>>>
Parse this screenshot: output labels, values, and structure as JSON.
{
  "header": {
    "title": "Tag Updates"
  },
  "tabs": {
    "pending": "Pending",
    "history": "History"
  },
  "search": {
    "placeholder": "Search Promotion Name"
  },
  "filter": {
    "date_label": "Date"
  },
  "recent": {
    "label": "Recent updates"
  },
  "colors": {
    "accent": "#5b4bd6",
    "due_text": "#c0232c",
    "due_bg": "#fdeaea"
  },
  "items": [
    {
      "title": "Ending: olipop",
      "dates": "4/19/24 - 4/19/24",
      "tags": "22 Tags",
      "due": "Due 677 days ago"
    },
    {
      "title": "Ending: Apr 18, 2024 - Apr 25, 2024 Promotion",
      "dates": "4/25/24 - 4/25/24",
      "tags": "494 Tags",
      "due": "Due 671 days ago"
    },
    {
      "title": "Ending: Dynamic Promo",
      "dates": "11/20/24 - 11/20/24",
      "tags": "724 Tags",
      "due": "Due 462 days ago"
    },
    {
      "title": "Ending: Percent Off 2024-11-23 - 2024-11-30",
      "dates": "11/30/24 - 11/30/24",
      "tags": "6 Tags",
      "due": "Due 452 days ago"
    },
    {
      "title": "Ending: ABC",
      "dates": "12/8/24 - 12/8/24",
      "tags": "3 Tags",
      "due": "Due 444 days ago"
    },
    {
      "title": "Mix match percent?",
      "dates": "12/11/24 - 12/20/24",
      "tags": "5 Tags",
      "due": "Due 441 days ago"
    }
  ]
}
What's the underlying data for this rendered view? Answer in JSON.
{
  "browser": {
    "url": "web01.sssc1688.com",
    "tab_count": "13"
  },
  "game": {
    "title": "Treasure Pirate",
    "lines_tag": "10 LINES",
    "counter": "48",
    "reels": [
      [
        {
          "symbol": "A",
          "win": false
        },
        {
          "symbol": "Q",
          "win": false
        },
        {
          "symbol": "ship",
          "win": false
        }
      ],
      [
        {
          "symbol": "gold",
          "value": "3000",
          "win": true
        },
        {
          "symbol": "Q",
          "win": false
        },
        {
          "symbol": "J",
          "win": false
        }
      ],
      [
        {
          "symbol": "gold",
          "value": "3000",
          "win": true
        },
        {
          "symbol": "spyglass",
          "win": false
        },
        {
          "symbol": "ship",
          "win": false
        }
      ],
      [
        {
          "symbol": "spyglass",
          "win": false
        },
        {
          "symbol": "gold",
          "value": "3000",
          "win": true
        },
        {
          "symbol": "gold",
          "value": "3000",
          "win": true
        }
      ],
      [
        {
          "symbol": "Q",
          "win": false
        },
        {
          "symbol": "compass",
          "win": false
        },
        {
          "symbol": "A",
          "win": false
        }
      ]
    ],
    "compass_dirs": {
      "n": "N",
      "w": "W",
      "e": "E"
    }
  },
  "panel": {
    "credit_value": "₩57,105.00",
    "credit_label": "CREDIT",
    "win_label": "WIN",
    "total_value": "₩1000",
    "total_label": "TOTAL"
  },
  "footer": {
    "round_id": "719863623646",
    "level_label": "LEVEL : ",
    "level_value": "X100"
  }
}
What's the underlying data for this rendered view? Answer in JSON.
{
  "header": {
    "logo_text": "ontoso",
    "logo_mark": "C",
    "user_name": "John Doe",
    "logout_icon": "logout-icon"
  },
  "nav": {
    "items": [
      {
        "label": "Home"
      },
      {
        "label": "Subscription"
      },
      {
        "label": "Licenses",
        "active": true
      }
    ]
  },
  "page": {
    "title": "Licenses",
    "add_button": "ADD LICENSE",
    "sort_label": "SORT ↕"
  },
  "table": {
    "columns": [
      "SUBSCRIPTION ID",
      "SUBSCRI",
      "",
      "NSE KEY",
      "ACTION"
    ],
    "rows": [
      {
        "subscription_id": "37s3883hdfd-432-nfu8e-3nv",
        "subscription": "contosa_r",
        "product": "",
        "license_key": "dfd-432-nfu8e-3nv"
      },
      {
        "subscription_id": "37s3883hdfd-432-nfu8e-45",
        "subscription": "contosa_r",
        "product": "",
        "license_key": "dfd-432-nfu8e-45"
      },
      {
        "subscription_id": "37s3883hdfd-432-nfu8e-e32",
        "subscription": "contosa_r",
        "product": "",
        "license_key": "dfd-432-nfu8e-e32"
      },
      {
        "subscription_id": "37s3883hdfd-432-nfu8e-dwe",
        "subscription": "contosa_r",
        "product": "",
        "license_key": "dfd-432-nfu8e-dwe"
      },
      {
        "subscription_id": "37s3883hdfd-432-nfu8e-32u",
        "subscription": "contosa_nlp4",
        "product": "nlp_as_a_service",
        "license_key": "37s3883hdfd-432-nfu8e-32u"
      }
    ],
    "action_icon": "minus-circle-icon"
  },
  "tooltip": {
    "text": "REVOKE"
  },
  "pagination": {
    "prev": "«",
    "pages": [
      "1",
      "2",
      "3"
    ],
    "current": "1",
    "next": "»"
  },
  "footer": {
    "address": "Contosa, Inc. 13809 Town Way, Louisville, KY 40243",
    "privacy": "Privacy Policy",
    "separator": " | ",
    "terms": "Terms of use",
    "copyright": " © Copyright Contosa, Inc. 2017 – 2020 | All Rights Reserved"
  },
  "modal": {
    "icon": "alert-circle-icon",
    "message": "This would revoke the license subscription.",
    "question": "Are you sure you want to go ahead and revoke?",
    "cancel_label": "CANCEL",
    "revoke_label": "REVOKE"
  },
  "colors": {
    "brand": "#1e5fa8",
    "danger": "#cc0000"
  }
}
<<<
_Request:_ Copy every record exactly as presented.

_Solution for this problem:_
Parse this screenshot: output labels, values, and structure as JSON.
{
  "header": {
    "title": "Tag Updates"
  },
  "tabs": {
    "pending": "Pending",
    "history": "History"
  },
  "search": {
    "placeholder": "Search Promotion Name"
  },
  "filter": {
    "date_label": "Date"
  },
  "recent": {
    "label": "Recent updates"
  },
  "colors": {
    "accent": "#5b4bd6",
    "due_text": "#c0232c",
    "due_bg": "#fdeaea"
  },
  "items": [
    {
      "title": "Ending: olipop",
      "dates": "4/19/24 - 4/19/24",
      "tags": "22 Tags",
      "due": "Due 677 days ago"
    },
    {
      "title": "Ending: Apr 18, 2024 - Apr 25, 2024 Promotion",
      "dates": "4/25/24 - 4/25/24",
      "tags": "494 Tags",
      "due": "Due 671 days ago"
    },
    {
      "title": "Ending: Dynamic Promo",
      "dates": "11/20/24 - 11/20/24",
      "tags": "724 Tags",
      "due": "Due 462 days ago"
    },
    {
      "title": "Ending: Percent Off 2024-11-23 - 2024-11-30",
      "dates": "11/30/24 - 11/30/24",
      "tags": "6 Tags",
      "due": "Due 452 days ago"
    },
    {
      "title": "Ending: ABC",
      "dates": "12/8/24 - 12/8/24",
      "tags": "3 Tags",
      "due": "Due 444 days ago"
    },
    {
      "title": "Mix match percent?",
      "dates": "12/11/24 - 12/20/24",
      "tags": "5 Tags",
      "due": "Due 441 days ago"
    }
  ]
}
What's the underlying data for this rendered view? Answer in JSON.
{
  "browser": {
    "url": "web01.sssc1688.com",
    "tab_count": "13"
  },
  "game": {
    "title": "Treasure Pirate",
    "lines_tag": "10 LINES",
    "counter": "48",
    "reels": [
      [
        {
          "symbol": "A",
          "win": false
        },
        {
          "symbol": "Q",
          "win": false
        },
        {
          "symbol": "ship",
          "win": false
        }
      ],
      [
        {
          "symbol": "gold",
          "value": "3000",
          "win": true
        },
        {
          "symbol": "Q",
          "win": false
        },
        {
          "symbol": "J",
          "win": false
        }
      ],
      [
        {
          "symbol": "gold",
          "value": "3000",
          "win": true
        },
        {
          "symbol": "spyglass",
          "win": false
        },
        {
          "symbol": "ship",
          "win": false
        }
      ],
      [
        {
          "symbol": "spyglass",
          "win": false
        },
        {
          "symbol": "gold",
          "value": "3000",
          "win": true
        },
        {
          "symbol": "gold",
          "value": "3000",
          "win": true
        }
      ],
      [
        {
          "symbol": "Q",
          "win": false
        },
        {
          "symbol": "compass",
          "win": false
        },
        {
          "symbol": "A",
          "win": false
        }
      ]
    ],
    "compass_dirs": {
      "n": "N",
      "w": "W",
      "e": "E"
    }
  },
  "panel": {
    "credit_value": "₩57,105.00",
    "credit_label": "CREDIT",
    "win_label": "WIN",
    "total_value": "₩1000",
    "total_label": "TOTAL"
  },
  "footer": {
    "round_id": "719863623646",
    "level_label": "LEVEL : ",
    "level_value": "X100"
  }
}
What's the underlying data for this rendered view? Answer in JSON.
{
  "header": {
    "logo_text": "ontoso",
    "logo_mark": "C",
    "user_name": "John Doe",
    "logout_icon": "logout-icon"
  },
  "nav": {
    "items": [
      {
        "label": "Home"
      },
      {
        "label": "Subscription"
      },
      {
        "label": "Licenses",
        "active": true
      }
    ]
  },
  "page": {
    "title": "Licenses",
    "add_button": "ADD LICENSE",
    "sort_label": "SORT ↕"
  },
  "table": {
    "columns": [
      "SUBSCRIPTION ID",
      "SUBSCRI",
      "",
      "NSE KEY",
      "ACTION"
    ],
    "rows": [
      {
        "subscription_id": "37s3883hdfd-432-nfu8e-3nv",
        "subscription": "contosa_r",
        "product": "",
        "license_key": "dfd-432-nfu8e-3nv"
      },
      {
        "subscription_id": "37s3883hdfd-432-nfu8e-45",
        "subscription": "contosa_r",
        "product": "",
        "license_key": "dfd-432-nfu8e-45"
      },
      {
        "subscription_id": "37s3883hdfd-432-nfu8e-e32",
        "subscription": "contosa_r",
        "product": "",
        "license_key": "dfd-432-nfu8e-e32"
      },
      {
        "subscription_id": "37s3883hdfd-432-nfu8e-dwe",
        "subscription": "contosa_r",
        "product": "",
        "license_key": "dfd-432-nfu8e-dwe"
      },
      {
        "subscription_id": "37s3883hdfd-432-nfu8e-32u",
        "subscription": "contosa_nlp4",
        "product": "nlp_as_a_service",
        "license_key": "37s3883hdfd-432-nfu8e-32u"
      }
    ],
    "action_icon": "minus-circle-icon"
  },
  "tooltip": {
    "text": "REVOKE"
  },
  "pagination": {
    "prev": "«",
    "pages": [
      "1",
      "2",
      "3"
    ],
    "current": "1",
    "next": "»"
  },
  "footer": {
    "address": "Contosa, Inc. 13809 Town Way, Louisville, KY 40243",
    "privacy": "Privacy Policy",
    "separator": " | ",
    "terms": "Terms of use",
    "copyright": " © Copyright Contosa, Inc. 2017 – 2020 | All Rights Reserved"
  },
  "modal": {
    "icon": "alert-circle-icon",
    "message": "This would revoke the license subscription.",
    "question": "Are you sure you want to go ahead and revoke?",
    "cancel_label": "CANCEL",
    "revoke_label": "REVOKE"
  },
  "colors": {
    "brand": "#1e5fa8",
    "danger": "#cc0000"
  }
}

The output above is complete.